__AIM 1__:
Answer these about the forum thread on splitting mauls:
(a) What price is given for the Iltis Ox splitting maul?
(b) For how many years has kattcutter used the Chopper 1?
(c) For how much did Brushwacker sell the Chopper 1?

__PASSAGE SHOWN__:
▼▼▼
Splitting Maul (35") Professional Grade by Iltis Ox..It's $99.99 from Germany.It said it is the Best of the Best splitting mauls out there.:jawdrop: Iam not saying it is ,thats just what the web site said.


----------



## zemmo (Dec 23, 2006)

Pcoz88 said:


> Splitting Maul (35") Professional Grade by Iltis Ox..It's $99.99 from Germany.It said it is the Best of the Best splitting mauls out there.:jawdrop: Iam not saying it is ,thats just what the web site said.



Send one down and I'll be happy to test it!:biggrinbounce2: :biggrinbounce2:


----------



## kattcutter (Dec 27, 2006)

No one uses the Chopper 1?





<BR>





I've used several different mauls/axes over the years, & this thing outperforms anything I have ever used, hands down! The "split-assist" action of the small "spreader" lever wedges works like a dream.


----------



## Bowtie (Dec 27, 2006)

kattcutter said:


> No one uses the Chopper 1?
> 
> 
> 
> ...


 Can a person still buy those?


----------



## kattcutter (Dec 27, 2006)

Sure can! 

Google search "Chopper 1". It is well worth the $$$ I spent on it, I have used mine for 5 + years, & replaced the return springs once.

regards, katt


----------



## HOT SAW (Dec 29, 2006)

*maul*

I like the mauls that you step on the hydrolic foot peddel and it splits as much wood as you can put on it.


----------



## par38lamp (Dec 29, 2006)

I just recieved a Harbor Freight 8 lb maul, and happy with it. I used a 8 lb maul from Lowes (borrowed), and I think I like this one better. Edge was level and sharp enough. The handle is different in that it flares out at the top, so the head cannot slip off the end. I imagine a new handle might be hard to get.

On a side note, I have two Farbor Freight wedges. A 4 lb red one that, well, is a small wedge. The "twister" wedge they normally sell for $15, $9 with coupon, is teriffic. Made in Germany, and really works. East to start, and works as designed. This is compared to the 4 lb, a 10 lb one from Sears, and a welded and filled axe head.

http://www.harborfreight.com/cpi/ctaf/Displayitem.taf?itemnumber=90873


----------



## Brushwacker (Jan 1, 2007)

kattcutter said:


> No one uses the Chopper 1?
> 
> 
> 
> ...



Back in the 80's I bought and tried using a chopper 1 with a fiberglass handle. Mabe they changed something ,or your wood is quite differant then mine, or you haven't tried a good maul. When I used the chopper 1 very often especially in dry hardwoods it would penetrate enough to stick tight in the wood without contacting the levers enough to split it.Then it was a fight to get the bit out of the wood. When it did split the smaller wood would often fly apart violently endangering anything in its path. IF I remember right I paid about $35 for it and sold it for $8 within a short time after testing it out. I would rather use a regular curved handle axe as that thing,but the best in most situations for me is the monster maul with a well padded handle so far .I would try the mega if I get the oppurtunity as I have'nt tried anything new for many years.


----------



## kattcutter (Jan 1, 2007)
▲▲▲
__PROVIDED DATA__:
▼▼▼
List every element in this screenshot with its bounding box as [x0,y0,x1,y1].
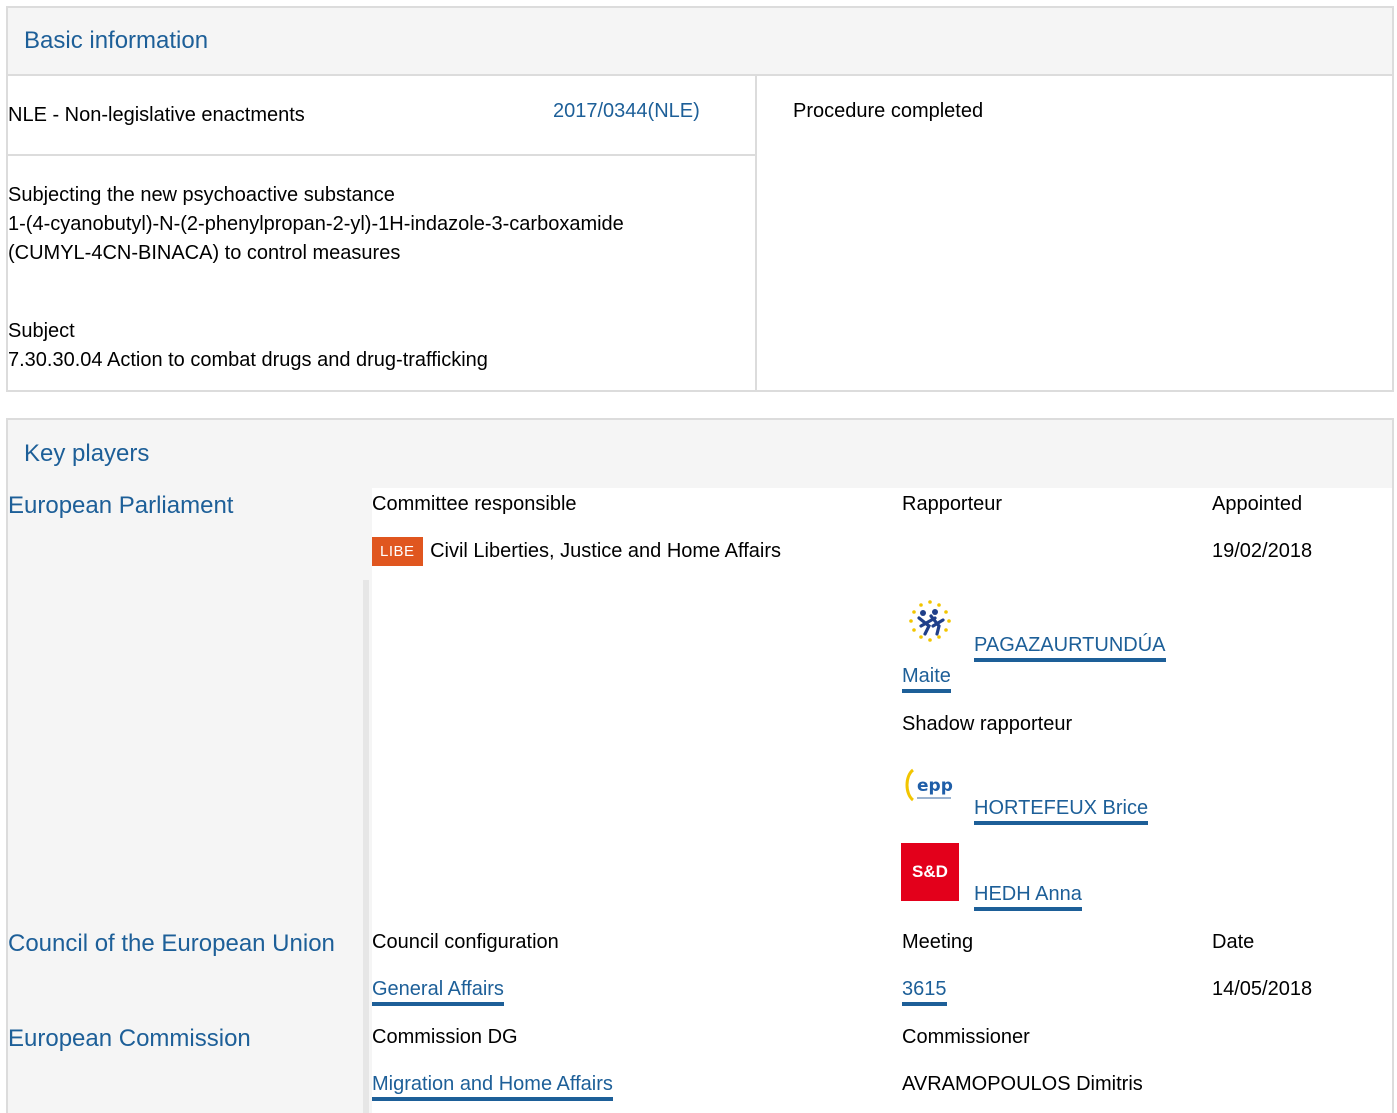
subject-label: Subject [8,320,75,342]
commissioner-name: AVRAMOPOULOS Dimitris [902,1073,1143,1095]
alde-group-icon [909,600,951,642]
appointed-date: 19/02/2018 [1212,540,1313,562]
col-meeting: Meeting [902,931,974,953]
basic-information-panel: Basic information NLE - Non-legislative … [6,6,1394,392]
institution-european-parliament: European Parliament [8,492,234,519]
institutions-column [8,488,372,1113]
meeting-link[interactable]: 3615 [902,978,947,1006]
key-players-panel: Key players [6,418,1394,1113]
col-appointed: Appointed [1212,493,1303,515]
col-committee-responsible: Committee responsible [372,493,577,515]
procedure-title-line: Subjecting the new psychoactive substanc… [8,184,395,206]
key-players-title: Key players [24,440,150,467]
procedure-details: NLE - Non-legislative enactments 2017/03… [8,76,757,392]
epp-group-icon: epp [905,768,953,802]
committee-badge: LIBE [372,537,423,566]
shadow-rapporteur-label: Shadow rapporteur [902,713,1073,735]
col-council-configuration: Council configuration [372,931,559,953]
committee-row: LIBE Civil Liberties, Justice and Home A… [372,537,781,566]
council-configuration-link[interactable]: General Affairs [372,978,504,1006]
procedure-title-line: (CUMYL-4CN-BINACA) to control measures [8,242,401,264]
procedure-title-line: 1-(4-cyanobutyl)-N-(2-phenylpropan-2-yl)… [8,213,624,235]
subject-value: 7.30.30.04 Action to combat drugs and dr… [8,349,488,371]
column-divider [363,580,369,1113]
shadow-rapporteur-link-hedh[interactable]: HEDH Anna [974,883,1082,911]
basic-information-header: Basic information [8,8,1392,76]
col-commission-dg: Commission DG [372,1026,518,1048]
sd-group-icon: S&D [901,843,959,901]
procedure-title: Subjecting the new psychoactive substanc… [8,181,624,268]
commission-dg-link[interactable]: Migration and Home Affairs [372,1073,613,1101]
sd-logo-text: S&D [912,862,948,881]
basic-information-title: Basic information [24,27,209,54]
committee-name: Civil Liberties, Justice and Home Affair… [430,540,781,562]
key-players-header: Key players [8,420,1392,488]
rapporteur-link-line1[interactable]: PAGAZAURTUNDÚA [974,634,1166,662]
council-date: 14/05/2018 [1212,978,1313,1000]
institution-council: Council of the European Union [8,930,335,957]
subject-block: Subject 7.30.30.04 Action to combat drug… [8,317,488,375]
institution-commission: European Commission [8,1025,251,1052]
col-date: Date [1212,931,1255,953]
procedure-type: NLE - Non-legislative enactments [8,104,305,126]
rapporteur-link-line2[interactable]: Maite [902,665,951,693]
epp-logo-text: epp [917,776,953,796]
procedure-type-row: NLE - Non-legislative enactments 2017/03… [8,76,755,156]
procedure-status-cell: Procedure completed [757,76,1394,392]
col-rapporteur: Rapporteur [902,493,1003,515]
col-commissioner: Commissioner [902,1026,1030,1048]
procedure-reference-link[interactable]: 2017/0344(NLE) [553,100,700,123]
procedure-status: Procedure completed [793,100,984,122]
shadow-rapporteur-link-hortefeux[interactable]: HORTEFEUX Brice [974,797,1149,825]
▲▲▲
__AIM 2__:
Reproduce the part of the entries above that opens with the line containing "subject-label: Subject [8,320,75,342]" and closes with the line containing "institution-council: Council of", both lines included.

__FULL SOLUTION 1__:
(a) $99.99
(b) 5+ years
(c) $8

__FULL SOLUTION 2__:
subject-label: Subject [8,320,75,342]
commissioner-name: AVRAMOPOULOS Dimitris [902,1073,1143,1095]
alde-group-icon [909,600,951,642]
appointed-date: 19/02/2018 [1212,540,1313,562]
col-meeting: Meeting [902,931,974,953]
basic-information-panel: Basic information NLE - Non-legislative … [6,6,1394,392]
institution-european-parliament: European Parliament [8,492,234,519]
institutions-column [8,488,372,1113]
meeting-link[interactable]: 3615 [902,978,947,1006]
key-players-panel: Key players [6,418,1394,1113]
col-appointed: Appointed [1212,493,1303,515]
col-committee-responsible: Committee responsible [372,493,577,515]
procedure-title-line: Subjecting the new psychoactive substanc… [8,184,395,206]
key-players-title: Key players [24,440,150,467]
procedure-details: NLE - Non-legislative enactments 2017/03… [8,76,757,392]
epp-group-icon: epp [905,768,953,802]
committee-badge: LIBE [372,537,423,566]
shadow-rapporteur-label: Shadow rapporteur [902,713,1073,735]
col-council-configuration: Council configuration [372,931,559,953]
committee-row: LIBE Civil Liberties, Justice and Home A… [372,537,781,566]
council-configuration-link[interactable]: General Affairs [372,978,504,1006]
procedure-title-line: (CUMYL-4CN-BINACA) to control measures [8,242,401,264]
procedure-title-line: 1-(4-cyanobutyl)-N-(2-phenylpropan-2-yl)… [8,213,624,235]
subject-value: 7.30.30.04 Action to combat drugs and dr… [8,349,488,371]
column-divider [363,580,369,1113]
shadow-rapporteur-link-hedh[interactable]: HEDH Anna [974,883,1082,911]
basic-information-header: Basic information [8,8,1392,76]
col-commission-dg: Commission DG [372,1026,518,1048]
sd-group-icon: S&D [901,843,959,901]
procedure-title: Subjecting the new psychoactive substanc… [8,181,624,268]
commission-dg-link[interactable]: Migration and Home Affairs [372,1073,613,1101]
sd-logo-text: S&D [912,862,948,881]
basic-information-title: Basic information [24,27,209,54]
committee-name: Civil Liberties, Justice and Home Affair… [430,540,781,562]
key-players-header: Key players [8,420,1392,488]
rapporteur-link-line1[interactable]: PAGAZAURTUNDÚA [974,634,1166,662]
council-date: 14/05/2018 [1212,978,1313,1000]
institution-council: Council of the European Union [8,930,335,957]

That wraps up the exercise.